> [Task statement]
Where a line contains the string "propertyCrime", copy that line.

> [Information provided]
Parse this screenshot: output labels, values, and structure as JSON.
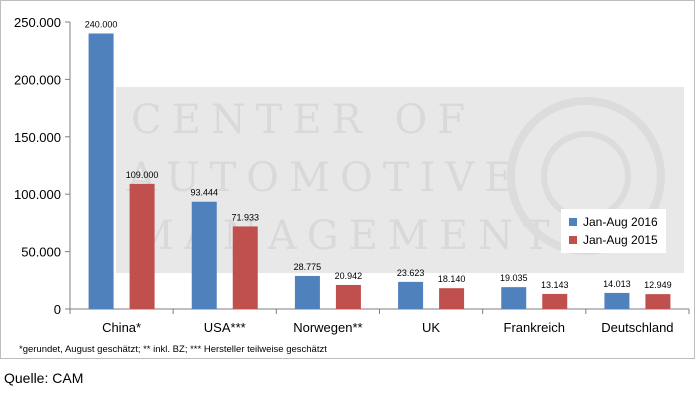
{
  "colors": {
    "series_2016": "#4f81bd",
    "series_2015": "#c0504d",
    "watermark_band": "#e8e8e8",
    "watermark_text": "#d6d6d6",
    "axis": "#7f7f7f"
  },
  "chart_data": {
    "type": "bar",
    "categories": [
      "China*",
      "USA***",
      "Norwegen**",
      "UK",
      "Frankreich",
      "Deutschland"
    ],
    "series": [
      {
        "name": "Jan-Aug 2016",
        "values": [
          240000,
          93444,
          28775,
          23623,
          19035,
          14013
        ],
        "labels": [
          "240.000",
          "93.444",
          "28.775",
          "23.623",
          "19.035",
          "14.013"
        ]
      },
      {
        "name": "Jan-Aug 2015",
        "values": [
          109000,
          71933,
          20942,
          18140,
          13143,
          12949
        ],
        "labels": [
          "109.000",
          "71.933",
          "20.942",
          "18.140",
          "13.143",
          "12.949"
        ]
      }
    ],
    "ylim": [
      0,
      250000
    ],
    "yticks": [
      0,
      50000,
      100000,
      150000,
      200000,
      250000
    ],
    "ytick_labels": [
      "0",
      "50.000",
      "100.000",
      "150.000",
      "200.000",
      "250.000"
    ],
    "legend_position": "right",
    "grid": false
  },
  "legend": [
    {
      "label": "Jan-Aug 2016"
    },
    {
      "label": "Jan-Aug 2015"
    }
  ],
  "watermark": {
    "line1": "CENTER OF",
    "line2": "AUTOMOTIVE",
    "line3": "MANAGEMENT"
  },
  "footnote": "*gerundet, August geschätzt; ** inkl. BZ; *** Hersteller teilweise geschätzt",
  "source": "Quelle: CAM"
}
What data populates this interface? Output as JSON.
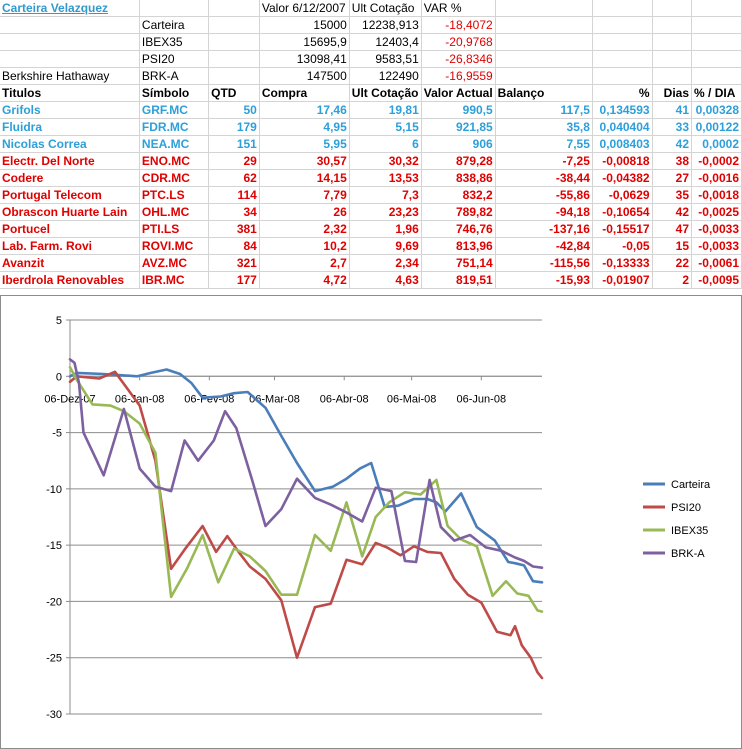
{
  "summary": {
    "title": "Carteira Velazquez",
    "col_headers": [
      "Valor 6/12/2007",
      "Ult Cotação",
      "VAR %"
    ],
    "rows": [
      {
        "name": "",
        "ticker": "Carteira",
        "valor": "15000",
        "ult": "12238,913",
        "var": "-18,4072"
      },
      {
        "name": "",
        "ticker": "IBEX35",
        "valor": "15695,9",
        "ult": "12403,4",
        "var": "-20,9768"
      },
      {
        "name": "",
        "ticker": "PSI20",
        "valor": "13098,41",
        "ult": "9583,51",
        "var": "-26,8346"
      },
      {
        "name": "Berkshire Hathaway",
        "ticker": "BRK-A",
        "valor": "147500",
        "ult": "122490",
        "var": "-16,9559"
      }
    ]
  },
  "table": {
    "headers": [
      "Titulos",
      "Símbolo",
      "QTD",
      "Compra",
      "Ult Cotação",
      "Valor Actual",
      "Balanço",
      "%",
      "Dias",
      "% / DIA"
    ],
    "rows": [
      {
        "color": "blue",
        "cells": [
          "Grifols",
          "GRF.MC",
          "50",
          "17,46",
          "19,81",
          "990,5",
          "117,5",
          "0,134593",
          "41",
          "0,00328"
        ]
      },
      {
        "color": "blue",
        "cells": [
          "Fluidra",
          "FDR.MC",
          "179",
          "4,95",
          "5,15",
          "921,85",
          "35,8",
          "0,040404",
          "33",
          "0,00122"
        ]
      },
      {
        "color": "blue",
        "cells": [
          "Nicolas Correa",
          "NEA.MC",
          "151",
          "5,95",
          "6",
          "906",
          "7,55",
          "0,008403",
          "42",
          "0,0002"
        ]
      },
      {
        "color": "red",
        "cells": [
          "Electr. Del Norte",
          "ENO.MC",
          "29",
          "30,57",
          "30,32",
          "879,28",
          "-7,25",
          "-0,00818",
          "38",
          "-0,0002"
        ]
      },
      {
        "color": "red",
        "cells": [
          "Codere",
          "CDR.MC",
          "62",
          "14,15",
          "13,53",
          "838,86",
          "-38,44",
          "-0,04382",
          "27",
          "-0,0016"
        ]
      },
      {
        "color": "red",
        "cells": [
          "Portugal Telecom",
          "PTC.LS",
          "114",
          "7,79",
          "7,3",
          "832,2",
          "-55,86",
          "-0,0629",
          "35",
          "-0,0018"
        ]
      },
      {
        "color": "red",
        "cells": [
          "Obrascon Huarte Lain",
          "OHL.MC",
          "34",
          "26",
          "23,23",
          "789,82",
          "-94,18",
          "-0,10654",
          "42",
          "-0,0025"
        ]
      },
      {
        "color": "red",
        "cells": [
          "Portucel",
          "PTI.LS",
          "381",
          "2,32",
          "1,96",
          "746,76",
          "-137,16",
          "-0,15517",
          "47",
          "-0,0033"
        ]
      },
      {
        "color": "red",
        "cells": [
          "Lab. Farm. Rovi",
          "ROVI.MC",
          "84",
          "10,2",
          "9,69",
          "813,96",
          "-42,84",
          "-0,05",
          "15",
          "-0,0033"
        ]
      },
      {
        "color": "red",
        "cells": [
          "Avanzit",
          "AVZ.MC",
          "321",
          "2,7",
          "2,34",
          "751,14",
          "-115,56",
          "-0,13333",
          "22",
          "-0,0061"
        ]
      },
      {
        "color": "red",
        "cells": [
          "Iberdrola Renovables",
          "IBR.MC",
          "177",
          "4,72",
          "4,63",
          "819,51",
          "-15,93",
          "-0,01907",
          "2",
          "-0,0095"
        ]
      }
    ]
  },
  "colors": {
    "carteira": "#4a7ebb",
    "psi20": "#be4b48",
    "ibex35": "#98b954",
    "brka": "#7d60a0"
  },
  "chart_data": {
    "type": "line",
    "title": "",
    "xlabel": "",
    "ylabel": "",
    "ylim": [
      -30,
      5
    ],
    "yticks": [
      5,
      0,
      -5,
      -10,
      -15,
      -20,
      -25,
      -30
    ],
    "xlim": [
      "2007-12-06",
      "2008-07-03"
    ],
    "xticks": [
      "2007-12-06",
      "2008-01-06",
      "2008-02-06",
      "2008-03-06",
      "2008-04-06",
      "2008-05-06",
      "2008-06-06"
    ],
    "xtick_labels": [
      "06-Dez-07",
      "06-Jan-08",
      "06-Fev-08",
      "06-Mar-08",
      "06-Abr-08",
      "06-Mai-08",
      "06-Jun-08"
    ],
    "grid": "horizontal",
    "legend": "right",
    "series": [
      {
        "name": "Carteira",
        "color": "#4a7ebb",
        "x": [
          "2007-12-06",
          "2007-12-09",
          "2007-12-21",
          "2008-01-05",
          "2008-01-11",
          "2008-01-18",
          "2008-01-24",
          "2008-01-29",
          "2008-02-03",
          "2008-02-11",
          "2008-02-17",
          "2008-02-23",
          "2008-03-02",
          "2008-03-09",
          "2008-03-16",
          "2008-03-24",
          "2008-04-01",
          "2008-04-07",
          "2008-04-13",
          "2008-04-18",
          "2008-04-24",
          "2008-04-30",
          "2008-05-07",
          "2008-05-13",
          "2008-05-17",
          "2008-05-21",
          "2008-05-28",
          "2008-06-04",
          "2008-06-12",
          "2008-06-18",
          "2008-06-21",
          "2008-06-25",
          "2008-06-29",
          "2008-07-03"
        ],
        "y": [
          0,
          0.3,
          0.2,
          0,
          0.3,
          0.6,
          0.2,
          -0.6,
          -1.9,
          -1.8,
          -1.5,
          -1.4,
          -2.8,
          -5.3,
          -7.7,
          -10.2,
          -9.8,
          -9.1,
          -8.2,
          -7.7,
          -11.6,
          -11.5,
          -10.9,
          -10.9,
          -11.2,
          -12.0,
          -10.4,
          -13.4,
          -14.6,
          -16.5,
          -16.6,
          -16.8,
          -18.2,
          -18.3
        ]
      },
      {
        "name": "PSI20",
        "color": "#be4b48",
        "x": [
          "2007-12-06",
          "2007-12-09",
          "2007-12-19",
          "2007-12-26",
          "2008-01-06",
          "2008-01-13",
          "2008-01-20",
          "2008-01-26",
          "2008-02-03",
          "2008-02-09",
          "2008-02-14",
          "2008-02-19",
          "2008-02-24",
          "2008-03-02",
          "2008-03-09",
          "2008-03-16",
          "2008-03-24",
          "2008-03-31",
          "2008-04-07",
          "2008-04-14",
          "2008-04-20",
          "2008-04-25",
          "2008-05-01",
          "2008-05-07",
          "2008-05-13",
          "2008-05-19",
          "2008-05-25",
          "2008-05-31",
          "2008-06-06",
          "2008-06-13",
          "2008-06-19",
          "2008-06-21",
          "2008-06-24",
          "2008-06-28",
          "2008-07-01",
          "2008-07-03"
        ],
        "y": [
          -0.5,
          0,
          -0.2,
          0.4,
          -2.6,
          -7.5,
          -17.1,
          -15.4,
          -13.3,
          -15.6,
          -14.2,
          -15.6,
          -16.9,
          -18.0,
          -19.9,
          -25.0,
          -20.5,
          -20.2,
          -16.3,
          -16.7,
          -14.8,
          -15.2,
          -15.9,
          -15.1,
          -15.6,
          -15.7,
          -18.0,
          -19.4,
          -20.1,
          -22.7,
          -23.0,
          -22.2,
          -23.9,
          -25.0,
          -26.3,
          -26.8
        ]
      },
      {
        "name": "IBEX35",
        "color": "#98b954",
        "x": [
          "2007-12-06",
          "2007-12-09",
          "2007-12-16",
          "2007-12-24",
          "2007-12-30",
          "2008-01-06",
          "2008-01-13",
          "2008-01-20",
          "2008-01-27",
          "2008-02-03",
          "2008-02-10",
          "2008-02-17",
          "2008-02-24",
          "2008-03-02",
          "2008-03-09",
          "2008-03-16",
          "2008-03-24",
          "2008-03-31",
          "2008-04-07",
          "2008-04-14",
          "2008-04-20",
          "2008-04-26",
          "2008-05-03",
          "2008-05-10",
          "2008-05-17",
          "2008-05-22",
          "2008-05-28",
          "2008-06-04",
          "2008-06-11",
          "2008-06-17",
          "2008-06-22",
          "2008-06-27",
          "2008-07-01",
          "2008-07-03"
        ],
        "y": [
          0.8,
          -0.3,
          -2.5,
          -2.6,
          -3.1,
          -4.2,
          -6.8,
          -19.6,
          -17.1,
          -14.1,
          -18.3,
          -15.3,
          -16.0,
          -17.3,
          -19.4,
          -19.4,
          -14.1,
          -15.5,
          -11.2,
          -16.0,
          -12.5,
          -11.2,
          -10.3,
          -10.5,
          -9.2,
          -13.3,
          -14.5,
          -15.1,
          -19.5,
          -18.2,
          -19.3,
          -19.5,
          -20.8,
          -20.9
        ]
      },
      {
        "name": "BRK-A",
        "color": "#7d60a0",
        "x": [
          "2007-12-06",
          "2007-12-08",
          "2007-12-10",
          "2007-12-12",
          "2007-12-21",
          "2007-12-30",
          "2008-01-06",
          "2008-01-13",
          "2008-01-20",
          "2008-01-26",
          "2008-02-01",
          "2008-02-08",
          "2008-02-13",
          "2008-02-18",
          "2008-02-25",
          "2008-03-02",
          "2008-03-09",
          "2008-03-16",
          "2008-03-24",
          "2008-03-31",
          "2008-04-07",
          "2008-04-14",
          "2008-04-20",
          "2008-04-27",
          "2008-05-03",
          "2008-05-08",
          "2008-05-14",
          "2008-05-19",
          "2008-05-25",
          "2008-06-01",
          "2008-06-08",
          "2008-06-15",
          "2008-06-21",
          "2008-06-25",
          "2008-06-29",
          "2008-07-03"
        ],
        "y": [
          1.5,
          1.2,
          -0.6,
          -5.0,
          -8.8,
          -2.9,
          -8.2,
          -9.8,
          -10.2,
          -5.7,
          -7.5,
          -5.7,
          -3.1,
          -4.6,
          -9.2,
          -13.3,
          -11.8,
          -9.1,
          -10.8,
          -11.4,
          -12.1,
          -12.9,
          -9.9,
          -10.2,
          -16.4,
          -16.5,
          -9.2,
          -13.4,
          -14.6,
          -14.1,
          -15.2,
          -15.5,
          -16.1,
          -16.4,
          -16.9,
          -17.0
        ]
      }
    ]
  }
}
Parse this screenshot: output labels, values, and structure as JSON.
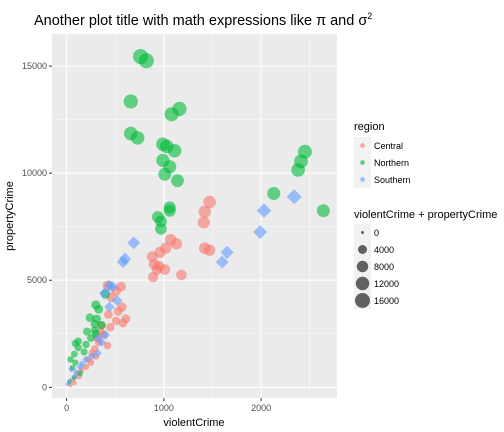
{
  "chart_data": {
    "type": "scatter",
    "title": "Another plot title with math expressions like π and σ",
    "title_superscript": "2",
    "xlabel": "violentCrime",
    "ylabel": "propertyCrime",
    "xlim": [
      -150,
      2780
    ],
    "ylim": [
      -500,
      16500
    ],
    "x_ticks": [
      0,
      1000,
      2000
    ],
    "x_tick_labels": [
      "0",
      "1000",
      "2000"
    ],
    "y_ticks": [
      0,
      5000,
      10000,
      15000
    ],
    "y_tick_labels": [
      "0",
      "5000",
      "10000",
      "15000"
    ],
    "grid": true,
    "panel_background": "#EBEBEB",
    "point_alpha": 0.6,
    "legend_position": "right",
    "legend_color": {
      "title": "region",
      "entries": [
        {
          "label": "Central",
          "color": "#F8766D"
        },
        {
          "label": "Northern",
          "color": "#00BA38"
        },
        {
          "label": "Southern",
          "color": "#619CFF"
        }
      ]
    },
    "legend_size": {
      "title": "violentCrime + propertyCrime",
      "breaks": [
        0,
        4000,
        8000,
        12000,
        16000
      ],
      "labels": [
        "0",
        "4000",
        "8000",
        "12000",
        "16000"
      ]
    },
    "series": [
      {
        "name": "Central",
        "color": "#F8766D",
        "points": [
          [
            1470,
            8650
          ],
          [
            1420,
            8200
          ],
          [
            1410,
            7700
          ],
          [
            1070,
            6900
          ],
          [
            1130,
            6700
          ],
          [
            1020,
            6500
          ],
          [
            1420,
            6500
          ],
          [
            1470,
            6400
          ],
          [
            960,
            6300
          ],
          [
            880,
            6100
          ],
          [
            900,
            5750
          ],
          [
            950,
            5650
          ],
          [
            930,
            5500
          ],
          [
            1010,
            5500
          ],
          [
            1180,
            5250
          ],
          [
            890,
            5150
          ],
          [
            420,
            4750
          ],
          [
            560,
            4700
          ],
          [
            510,
            4500
          ],
          [
            460,
            4200
          ],
          [
            570,
            3750
          ],
          [
            530,
            3550
          ],
          [
            430,
            3400
          ],
          [
            610,
            3200
          ],
          [
            510,
            3100
          ],
          [
            580,
            3000
          ],
          [
            360,
            2900
          ],
          [
            450,
            2800
          ],
          [
            350,
            2600
          ],
          [
            380,
            2450
          ],
          [
            310,
            2300
          ],
          [
            330,
            2100
          ],
          [
            420,
            1950
          ],
          [
            290,
            1800
          ],
          [
            260,
            1600
          ],
          [
            300,
            1450
          ],
          [
            220,
            1300
          ],
          [
            250,
            1150
          ],
          [
            200,
            950
          ],
          [
            150,
            800
          ],
          [
            110,
            650
          ],
          [
            130,
            500
          ],
          [
            60,
            350
          ],
          [
            80,
            200
          ],
          [
            40,
            100
          ]
        ]
      },
      {
        "name": "Northern",
        "color": "#00BA38",
        "points": [
          [
            760,
            15450
          ],
          [
            820,
            15250
          ],
          [
            1160,
            13000
          ],
          [
            1080,
            12750
          ],
          [
            660,
            13350
          ],
          [
            660,
            11850
          ],
          [
            730,
            11650
          ],
          [
            990,
            11350
          ],
          [
            1030,
            11250
          ],
          [
            1110,
            11050
          ],
          [
            990,
            10600
          ],
          [
            1060,
            10300
          ],
          [
            1010,
            9950
          ],
          [
            1140,
            9650
          ],
          [
            2450,
            11000
          ],
          [
            2410,
            10550
          ],
          [
            2380,
            10150
          ],
          [
            2130,
            9050
          ],
          [
            2640,
            8250
          ],
          [
            1060,
            8400
          ],
          [
            1060,
            8250
          ],
          [
            940,
            7950
          ],
          [
            970,
            7750
          ],
          [
            970,
            7400
          ],
          [
            400,
            4350
          ],
          [
            300,
            3850
          ],
          [
            330,
            3650
          ],
          [
            240,
            3250
          ],
          [
            310,
            3200
          ],
          [
            290,
            2950
          ],
          [
            360,
            2900
          ],
          [
            290,
            2650
          ],
          [
            210,
            2600
          ],
          [
            300,
            2500
          ],
          [
            250,
            2300
          ],
          [
            120,
            2150
          ],
          [
            90,
            2050
          ],
          [
            200,
            2000
          ],
          [
            120,
            1850
          ],
          [
            180,
            1650
          ],
          [
            80,
            1550
          ],
          [
            40,
            1300
          ],
          [
            90,
            1150
          ],
          [
            60,
            900
          ],
          [
            140,
            650
          ],
          [
            80,
            450
          ],
          [
            30,
            250
          ]
        ]
      },
      {
        "name": "Southern",
        "color": "#619CFF",
        "points": [
          [
            2340,
            8900
          ],
          [
            2030,
            8250
          ],
          [
            1990,
            7250
          ],
          [
            690,
            6750
          ],
          [
            1650,
            6300
          ],
          [
            1600,
            5850
          ],
          [
            600,
            6000
          ],
          [
            580,
            5850
          ],
          [
            440,
            4750
          ],
          [
            470,
            4700
          ],
          [
            390,
            4400
          ],
          [
            520,
            4050
          ],
          [
            440,
            3750
          ],
          [
            400,
            2450
          ],
          [
            330,
            2300
          ],
          [
            360,
            2100
          ],
          [
            320,
            1600
          ],
          [
            260,
            1450
          ],
          [
            200,
            1300
          ],
          [
            160,
            1100
          ],
          [
            140,
            950
          ],
          [
            50,
            850
          ],
          [
            100,
            700
          ],
          [
            80,
            500
          ],
          [
            30,
            300
          ],
          [
            10,
            150
          ]
        ]
      }
    ]
  }
}
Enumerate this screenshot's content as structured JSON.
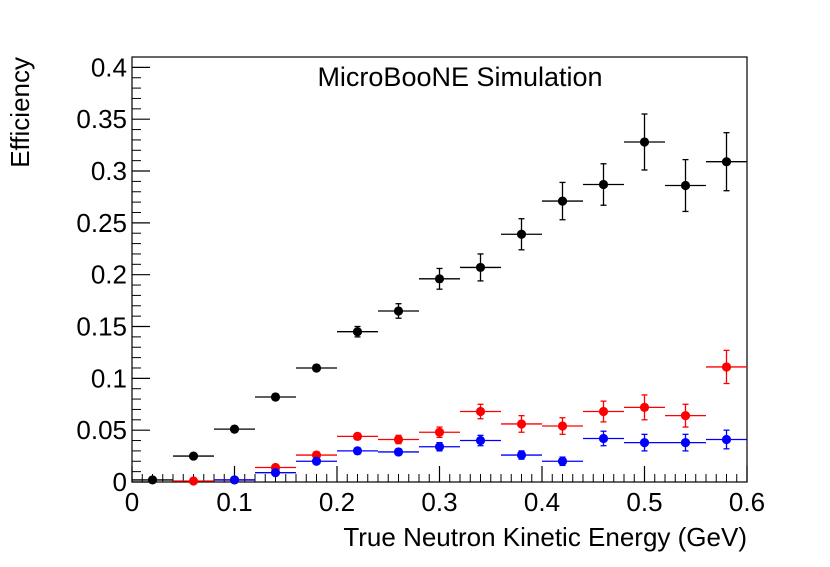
{
  "chart_data": {
    "type": "scatter",
    "title": "MicroBooNE Simulation",
    "xlabel": "True Neutron Kinetic Energy (GeV)",
    "ylabel": "Efficiency",
    "xlim": [
      0,
      0.6
    ],
    "ylim": [
      0,
      0.41
    ],
    "x_ticks": [
      "0",
      "0.1",
      "0.2",
      "0.3",
      "0.4",
      "0.5",
      "0.6"
    ],
    "y_ticks": [
      "0",
      "0.05",
      "0.1",
      "0.15",
      "0.2",
      "0.25",
      "0.3",
      "0.35",
      "0.4"
    ],
    "bin_half_width": 0.02,
    "grid": false,
    "legend": "none",
    "series": [
      {
        "color": "#000000",
        "x": [
          0.02,
          0.06,
          0.1,
          0.14,
          0.18,
          0.22,
          0.26,
          0.3,
          0.34,
          0.38,
          0.42,
          0.46,
          0.5,
          0.54,
          0.58
        ],
        "y": [
          0.002,
          0.025,
          0.051,
          0.082,
          0.11,
          0.145,
          0.165,
          0.196,
          0.207,
          0.239,
          0.271,
          0.287,
          0.328,
          0.286,
          0.309
        ],
        "yerr": [
          0.001,
          0.002,
          0.003,
          0.003,
          0.003,
          0.005,
          0.007,
          0.01,
          0.013,
          0.015,
          0.018,
          0.02,
          0.027,
          0.025,
          0.028
        ]
      },
      {
        "color": "#ff0000",
        "x": [
          0.06,
          0.1,
          0.14,
          0.18,
          0.22,
          0.26,
          0.3,
          0.34,
          0.38,
          0.42,
          0.46,
          0.5,
          0.54,
          0.58
        ],
        "y": [
          0.001,
          0.002,
          0.014,
          0.026,
          0.044,
          0.041,
          0.048,
          0.068,
          0.056,
          0.054,
          0.068,
          0.072,
          0.064,
          0.111
        ],
        "yerr": [
          0.001,
          0.001,
          0.002,
          0.003,
          0.003,
          0.004,
          0.005,
          0.007,
          0.008,
          0.008,
          0.01,
          0.012,
          0.011,
          0.016
        ]
      },
      {
        "color": "#0000ff",
        "x": [
          0.1,
          0.14,
          0.18,
          0.22,
          0.26,
          0.3,
          0.34,
          0.38,
          0.42,
          0.46,
          0.5,
          0.54,
          0.58
        ],
        "y": [
          0.002,
          0.009,
          0.02,
          0.03,
          0.029,
          0.034,
          0.04,
          0.026,
          0.02,
          0.042,
          0.038,
          0.038,
          0.041
        ],
        "yerr": [
          0.001,
          0.002,
          0.002,
          0.003,
          0.003,
          0.004,
          0.005,
          0.004,
          0.004,
          0.007,
          0.008,
          0.008,
          0.009
        ]
      }
    ]
  }
}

> [Solution to the problem]
    "ylabel": "propertyCrime",
      "title": "violentCrime + propertyCrime",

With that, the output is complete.